[Start SUPPLIED MATERIAL]
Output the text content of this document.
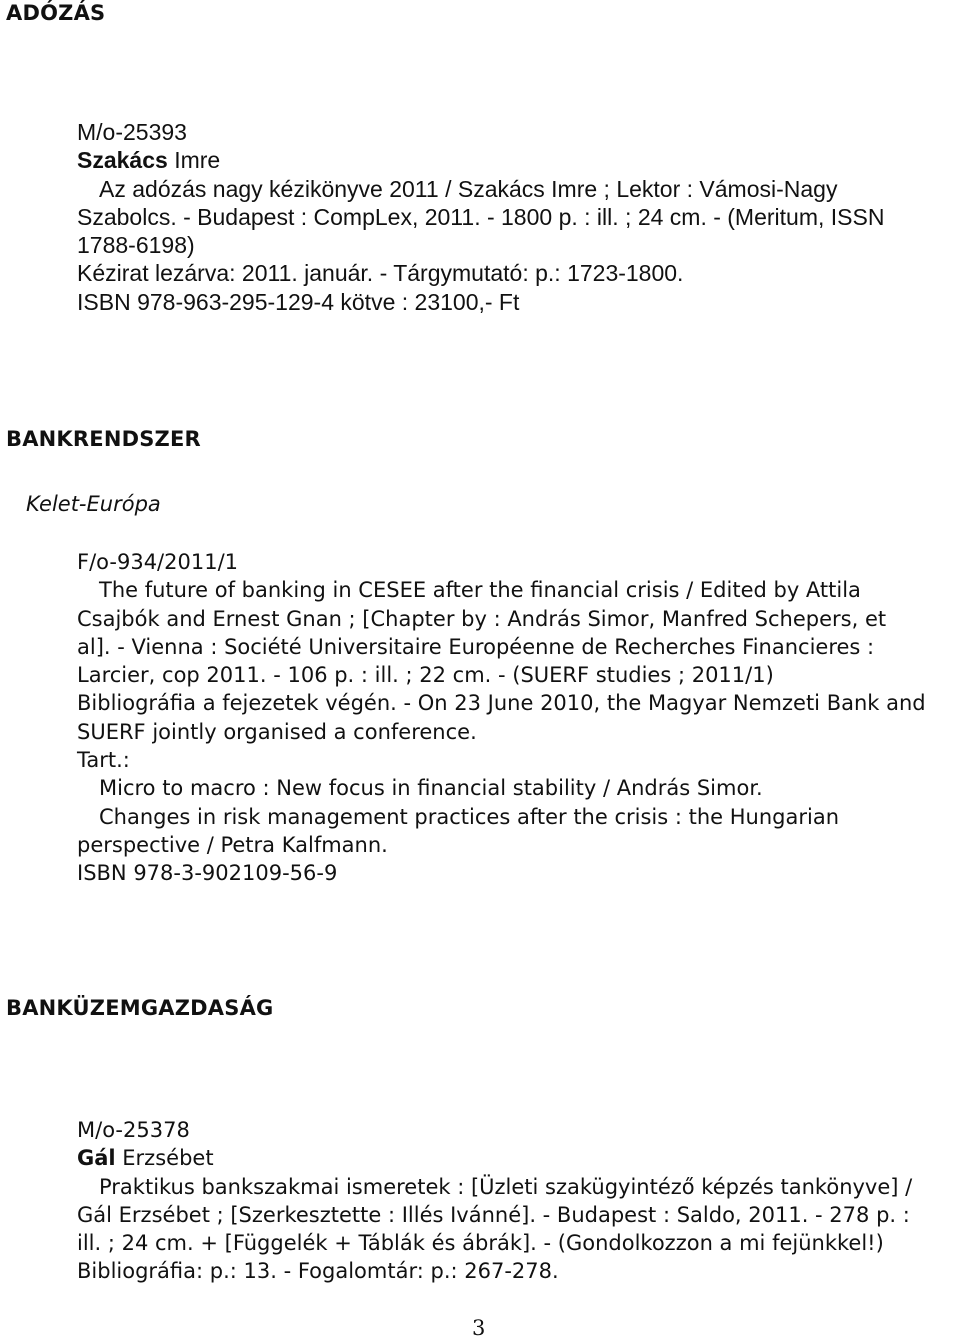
ADÓZÁS
M/o-25393
Szakács Imre
Az adózás nagy kézikönyve 2011 / Szakács Imre ; Lektor : Vámosi-Nagy
Szabolcs. - Budapest : CompLex, 2011. - 1800 p. : ill. ; 24 cm. - (Meritum, ISSN
1788-6198)
Kézirat lezárva: 2011. január. - Tárgymutató: p.: 1723-1800.
ISBN 978-963-295-129-4 kötve : 23100,- Ft
BANKRENDSZER
Kelet-Európa
F/o-934/2011/1
The future of banking in CESEE after the financial crisis / Edited by Attila
Csajbók and Ernest Gnan ; [Chapter by : András Simor, Manfred Schepers, et
al]. - Vienna : Société Universitaire Européenne de Recherches Financieres :
Larcier, cop 2011. - 106 p. : ill. ; 22 cm. - (SUERF studies ; 2011/1)
Bibliográfia a fejezetek végén. - On 23 June 2010, the Magyar Nemzeti Bank and
SUERF jointly organised a conference.
Tart.:
Micro to macro : New focus in financial stability / András Simor.
Changes in risk management practices after the crisis : the Hungarian
perspective / Petra Kalfmann.
ISBN 978-3-902109-56-9
BANKÜZEMGAZDASÁG
M/o-25378
Gál Erzsébet
Praktikus bankszakmai ismeretek : [Üzleti szakügyintéző képzés tankönyve] /
Gál Erzsébet ; [Szerkesztette : Illés Ivánné]. - Budapest : Saldo, 2011. - 278 p. :
ill. ; 24 cm. + [Függelék + Táblák és ábrák]. - (Gondolkozzon a mi fejünkkel!)
Bibliográfia: p.: 13. - Fogalomtár: p.: 267-278.
3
[End SUPPLIED MATERIAL]
YOUR TASK:
Reproduce all of the material exactly, apart from the pictures.

EXERCISE ANSWER:
Output the text content of this document.
ADÓZÁS
M/o-25393
Szakács Imre
Az adózás nagy kézikönyve 2011 / Szakács Imre ; Lektor : Vámosi-Nagy
Szabolcs. - Budapest : CompLex, 2011. - 1800 p. : ill. ; 24 cm. - (Meritum, ISSN
1788-6198)
Kézirat lezárva: 2011. január. - Tárgymutató: p.: 1723-1800.
ISBN 978-963-295-129-4 kötve : 23100,- Ft
BANKRENDSZER
Kelet-Európa
F/o-934/2011/1
The future of banking in CESEE after the financial crisis / Edited by Attila
Csajbók and Ernest Gnan ; [Chapter by : András Simor, Manfred Schepers, et
al]. - Vienna : Société Universitaire Européenne de Recherches Financieres :
Larcier, cop 2011. - 106 p. : ill. ; 22 cm. - (SUERF studies ; 2011/1)
Bibliográfia a fejezetek végén. - On 23 June 2010, the Magyar Nemzeti Bank and
SUERF jointly organised a conference.
Tart.:
Micro to macro : New focus in financial stability / András Simor.
Changes in risk management practices after the crisis : the Hungarian
perspective / Petra Kalfmann.
ISBN 978-3-902109-56-9
BANKÜZEMGAZDASÁG
M/o-25378
Gál Erzsébet
Praktikus bankszakmai ismeretek : [Üzleti szakügyintéző képzés tankönyve] /
Gál Erzsébet ; [Szerkesztette : Illés Ivánné]. - Budapest : Saldo, 2011. - 278 p. :
ill. ; 24 cm. + [Függelék + Táblák és ábrák]. - (Gondolkozzon a mi fejünkkel!)
Bibliográfia: p.: 13. - Fogalomtár: p.: 267-278.
3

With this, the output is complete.